* [GIVEN ENTRIES]:
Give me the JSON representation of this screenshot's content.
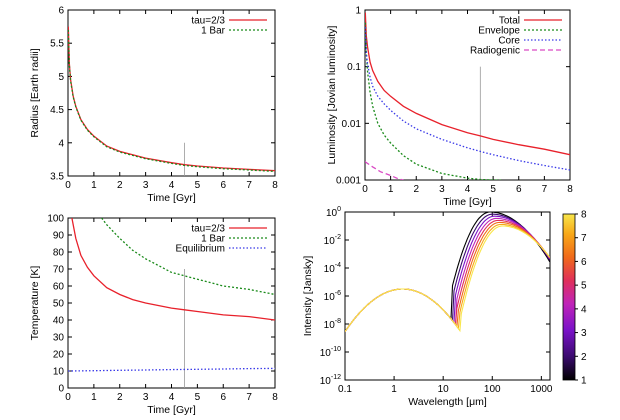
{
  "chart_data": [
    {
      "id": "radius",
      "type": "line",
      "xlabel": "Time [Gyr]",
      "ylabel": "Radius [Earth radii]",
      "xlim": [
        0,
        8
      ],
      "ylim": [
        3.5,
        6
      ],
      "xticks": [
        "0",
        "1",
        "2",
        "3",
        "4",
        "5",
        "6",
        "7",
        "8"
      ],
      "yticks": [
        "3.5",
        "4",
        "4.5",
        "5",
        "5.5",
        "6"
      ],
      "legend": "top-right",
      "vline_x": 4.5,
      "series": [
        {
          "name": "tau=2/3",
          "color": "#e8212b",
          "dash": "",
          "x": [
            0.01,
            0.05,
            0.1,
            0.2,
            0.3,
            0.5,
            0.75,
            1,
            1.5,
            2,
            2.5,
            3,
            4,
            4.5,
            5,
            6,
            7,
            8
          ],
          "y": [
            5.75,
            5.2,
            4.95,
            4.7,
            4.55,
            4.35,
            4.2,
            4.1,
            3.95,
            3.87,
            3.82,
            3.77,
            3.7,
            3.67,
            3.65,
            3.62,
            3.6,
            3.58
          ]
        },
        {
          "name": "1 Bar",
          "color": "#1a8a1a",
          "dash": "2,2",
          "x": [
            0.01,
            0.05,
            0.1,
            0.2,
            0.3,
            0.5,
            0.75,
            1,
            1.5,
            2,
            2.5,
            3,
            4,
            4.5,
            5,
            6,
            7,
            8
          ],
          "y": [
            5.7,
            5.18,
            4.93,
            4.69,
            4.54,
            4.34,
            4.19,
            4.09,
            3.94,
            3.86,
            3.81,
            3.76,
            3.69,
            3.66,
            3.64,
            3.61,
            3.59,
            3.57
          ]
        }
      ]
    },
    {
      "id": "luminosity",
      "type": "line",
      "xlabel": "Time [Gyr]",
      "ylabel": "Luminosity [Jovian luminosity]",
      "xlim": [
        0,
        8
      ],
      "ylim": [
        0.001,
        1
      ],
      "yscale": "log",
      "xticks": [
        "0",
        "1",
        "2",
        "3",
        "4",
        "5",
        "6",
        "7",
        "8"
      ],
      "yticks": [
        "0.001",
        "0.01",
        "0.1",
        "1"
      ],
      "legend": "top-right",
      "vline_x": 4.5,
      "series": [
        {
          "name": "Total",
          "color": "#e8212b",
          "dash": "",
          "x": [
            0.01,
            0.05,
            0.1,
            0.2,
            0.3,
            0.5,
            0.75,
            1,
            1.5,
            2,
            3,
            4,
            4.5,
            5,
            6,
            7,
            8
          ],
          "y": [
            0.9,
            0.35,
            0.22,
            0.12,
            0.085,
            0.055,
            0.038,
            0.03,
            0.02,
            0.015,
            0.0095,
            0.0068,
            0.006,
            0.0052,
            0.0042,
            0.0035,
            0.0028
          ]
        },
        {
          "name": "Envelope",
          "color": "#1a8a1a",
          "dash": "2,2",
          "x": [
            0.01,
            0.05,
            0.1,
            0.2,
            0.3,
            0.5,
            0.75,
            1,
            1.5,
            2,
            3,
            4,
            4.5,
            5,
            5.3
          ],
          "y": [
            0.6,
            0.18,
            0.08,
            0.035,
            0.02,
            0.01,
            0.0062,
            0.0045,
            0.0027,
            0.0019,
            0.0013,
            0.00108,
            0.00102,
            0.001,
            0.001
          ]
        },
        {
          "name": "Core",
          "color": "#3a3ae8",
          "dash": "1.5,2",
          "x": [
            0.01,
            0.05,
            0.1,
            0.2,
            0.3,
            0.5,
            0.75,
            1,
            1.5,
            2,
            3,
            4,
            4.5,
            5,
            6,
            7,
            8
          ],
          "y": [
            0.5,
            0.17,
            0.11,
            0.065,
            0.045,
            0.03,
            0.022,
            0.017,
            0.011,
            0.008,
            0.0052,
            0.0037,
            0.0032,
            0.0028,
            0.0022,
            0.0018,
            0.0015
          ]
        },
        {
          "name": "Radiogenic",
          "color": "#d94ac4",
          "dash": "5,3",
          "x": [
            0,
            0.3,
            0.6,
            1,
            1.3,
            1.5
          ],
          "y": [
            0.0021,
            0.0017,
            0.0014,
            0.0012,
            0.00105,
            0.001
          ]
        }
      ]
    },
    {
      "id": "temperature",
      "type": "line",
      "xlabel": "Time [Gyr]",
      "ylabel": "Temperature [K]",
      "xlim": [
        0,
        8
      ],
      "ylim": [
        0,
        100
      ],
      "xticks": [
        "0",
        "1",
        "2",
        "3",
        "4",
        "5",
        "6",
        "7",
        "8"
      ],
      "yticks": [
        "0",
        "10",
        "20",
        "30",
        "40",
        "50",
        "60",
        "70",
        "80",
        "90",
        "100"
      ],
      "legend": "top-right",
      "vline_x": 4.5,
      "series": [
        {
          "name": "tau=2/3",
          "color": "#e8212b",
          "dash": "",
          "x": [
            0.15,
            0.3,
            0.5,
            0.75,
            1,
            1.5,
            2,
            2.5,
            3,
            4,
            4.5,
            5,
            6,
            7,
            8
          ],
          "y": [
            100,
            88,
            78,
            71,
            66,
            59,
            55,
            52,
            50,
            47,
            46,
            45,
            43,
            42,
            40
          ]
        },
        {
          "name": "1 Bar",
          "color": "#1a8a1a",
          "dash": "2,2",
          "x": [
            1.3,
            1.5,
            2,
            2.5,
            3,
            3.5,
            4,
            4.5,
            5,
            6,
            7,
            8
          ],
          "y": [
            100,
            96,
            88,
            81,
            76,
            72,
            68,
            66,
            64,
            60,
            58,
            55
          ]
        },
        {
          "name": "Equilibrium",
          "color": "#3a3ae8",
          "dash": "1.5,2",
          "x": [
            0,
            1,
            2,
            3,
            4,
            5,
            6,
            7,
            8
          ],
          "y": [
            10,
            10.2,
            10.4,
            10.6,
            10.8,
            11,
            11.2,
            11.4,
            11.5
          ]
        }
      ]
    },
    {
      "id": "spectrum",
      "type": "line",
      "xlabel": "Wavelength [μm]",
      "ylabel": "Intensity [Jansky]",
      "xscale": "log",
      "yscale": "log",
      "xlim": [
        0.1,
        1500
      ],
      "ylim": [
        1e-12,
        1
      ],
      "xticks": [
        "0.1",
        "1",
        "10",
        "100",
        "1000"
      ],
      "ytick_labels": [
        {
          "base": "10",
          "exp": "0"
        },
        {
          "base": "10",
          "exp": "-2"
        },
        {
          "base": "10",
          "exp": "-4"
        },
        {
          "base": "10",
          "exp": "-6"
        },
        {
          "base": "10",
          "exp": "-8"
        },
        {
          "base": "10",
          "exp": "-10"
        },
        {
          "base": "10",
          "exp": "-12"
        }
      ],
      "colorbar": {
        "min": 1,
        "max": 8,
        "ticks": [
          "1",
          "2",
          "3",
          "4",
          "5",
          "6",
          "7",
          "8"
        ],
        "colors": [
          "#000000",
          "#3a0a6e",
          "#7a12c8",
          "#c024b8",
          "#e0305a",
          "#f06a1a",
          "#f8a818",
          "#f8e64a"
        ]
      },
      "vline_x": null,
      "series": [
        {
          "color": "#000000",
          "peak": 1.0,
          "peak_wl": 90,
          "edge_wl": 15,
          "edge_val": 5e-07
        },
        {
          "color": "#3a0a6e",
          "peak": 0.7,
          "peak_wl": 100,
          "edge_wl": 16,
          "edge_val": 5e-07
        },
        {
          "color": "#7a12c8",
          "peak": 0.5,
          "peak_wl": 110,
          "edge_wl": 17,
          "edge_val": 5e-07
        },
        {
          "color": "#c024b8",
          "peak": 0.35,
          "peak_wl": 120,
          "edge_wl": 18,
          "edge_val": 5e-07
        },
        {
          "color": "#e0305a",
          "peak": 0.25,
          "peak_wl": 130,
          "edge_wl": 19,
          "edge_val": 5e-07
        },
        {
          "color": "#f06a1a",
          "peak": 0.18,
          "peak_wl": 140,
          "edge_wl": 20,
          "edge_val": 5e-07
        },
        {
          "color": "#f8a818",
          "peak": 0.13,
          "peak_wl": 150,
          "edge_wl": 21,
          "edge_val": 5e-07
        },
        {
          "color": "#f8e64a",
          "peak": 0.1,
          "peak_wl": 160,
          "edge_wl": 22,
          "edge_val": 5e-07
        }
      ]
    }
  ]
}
--
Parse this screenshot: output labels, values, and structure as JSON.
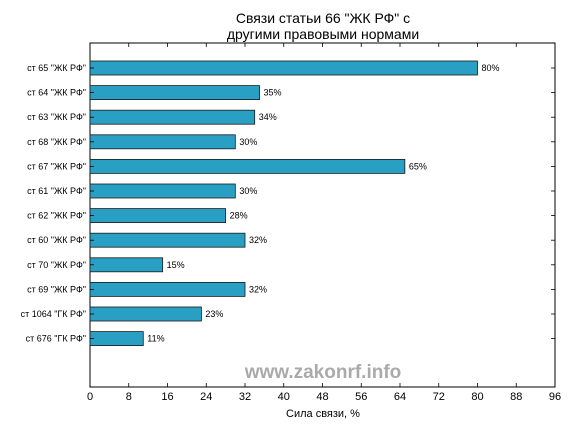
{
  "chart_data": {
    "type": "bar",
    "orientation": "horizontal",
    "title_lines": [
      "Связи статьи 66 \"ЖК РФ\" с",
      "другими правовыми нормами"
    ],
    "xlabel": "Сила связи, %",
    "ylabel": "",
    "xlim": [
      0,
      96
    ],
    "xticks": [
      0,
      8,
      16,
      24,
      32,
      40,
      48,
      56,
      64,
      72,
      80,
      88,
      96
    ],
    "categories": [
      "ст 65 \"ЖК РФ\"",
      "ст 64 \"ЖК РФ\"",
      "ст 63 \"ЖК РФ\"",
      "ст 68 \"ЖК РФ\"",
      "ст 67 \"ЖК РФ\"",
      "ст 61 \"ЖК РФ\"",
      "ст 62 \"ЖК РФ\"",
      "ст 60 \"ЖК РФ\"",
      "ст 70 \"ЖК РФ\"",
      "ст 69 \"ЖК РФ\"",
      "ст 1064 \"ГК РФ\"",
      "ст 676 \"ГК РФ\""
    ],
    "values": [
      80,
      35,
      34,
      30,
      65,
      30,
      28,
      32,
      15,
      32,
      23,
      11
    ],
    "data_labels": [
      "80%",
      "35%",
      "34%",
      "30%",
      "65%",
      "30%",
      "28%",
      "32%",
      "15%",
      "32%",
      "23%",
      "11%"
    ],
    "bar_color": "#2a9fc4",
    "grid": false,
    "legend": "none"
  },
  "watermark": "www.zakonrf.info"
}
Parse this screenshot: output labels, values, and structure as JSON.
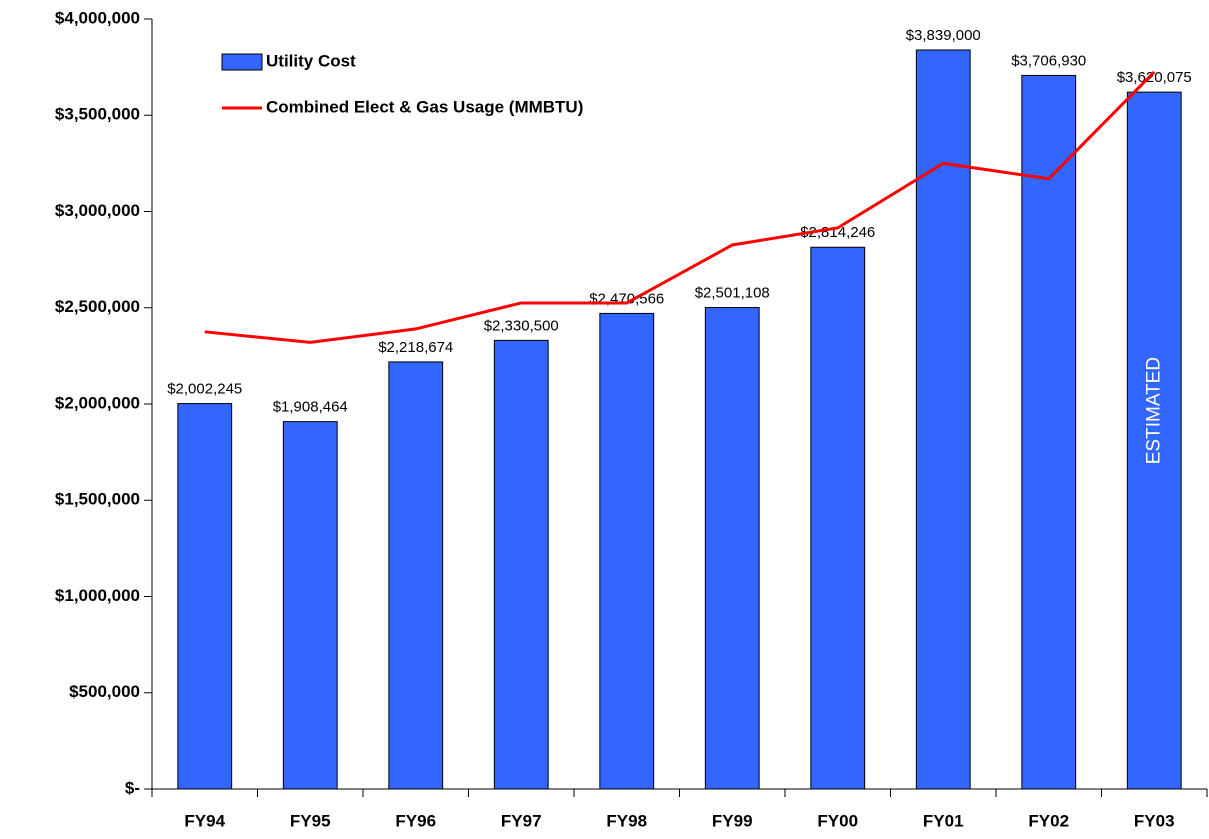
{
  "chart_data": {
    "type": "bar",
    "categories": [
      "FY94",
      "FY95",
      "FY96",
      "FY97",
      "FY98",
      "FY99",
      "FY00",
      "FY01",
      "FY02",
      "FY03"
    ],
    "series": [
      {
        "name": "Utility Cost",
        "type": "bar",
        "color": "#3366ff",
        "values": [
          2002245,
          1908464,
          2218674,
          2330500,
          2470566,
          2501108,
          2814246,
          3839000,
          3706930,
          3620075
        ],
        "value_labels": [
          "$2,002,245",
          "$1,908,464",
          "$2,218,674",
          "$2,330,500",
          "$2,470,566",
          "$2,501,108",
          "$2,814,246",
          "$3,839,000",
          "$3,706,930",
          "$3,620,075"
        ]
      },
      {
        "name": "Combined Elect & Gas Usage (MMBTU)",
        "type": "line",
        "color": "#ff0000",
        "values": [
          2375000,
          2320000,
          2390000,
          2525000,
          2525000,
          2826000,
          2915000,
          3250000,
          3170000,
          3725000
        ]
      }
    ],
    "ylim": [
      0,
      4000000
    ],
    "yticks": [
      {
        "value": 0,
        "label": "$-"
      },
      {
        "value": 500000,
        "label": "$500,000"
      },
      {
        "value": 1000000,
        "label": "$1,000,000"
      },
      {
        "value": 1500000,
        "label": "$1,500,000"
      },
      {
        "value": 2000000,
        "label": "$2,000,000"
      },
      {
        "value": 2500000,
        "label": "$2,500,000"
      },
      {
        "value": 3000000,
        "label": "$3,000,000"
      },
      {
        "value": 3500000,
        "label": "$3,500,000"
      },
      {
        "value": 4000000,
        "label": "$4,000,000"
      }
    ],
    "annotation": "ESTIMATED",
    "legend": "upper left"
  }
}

* [YOUR TASK]: In the entries above, find every line with the word "luminosity" and list it.

* [CORRECT OUTPUT]:
      "id": "luminosity",
      "ylabel": "Luminosity [Jovian luminosity]",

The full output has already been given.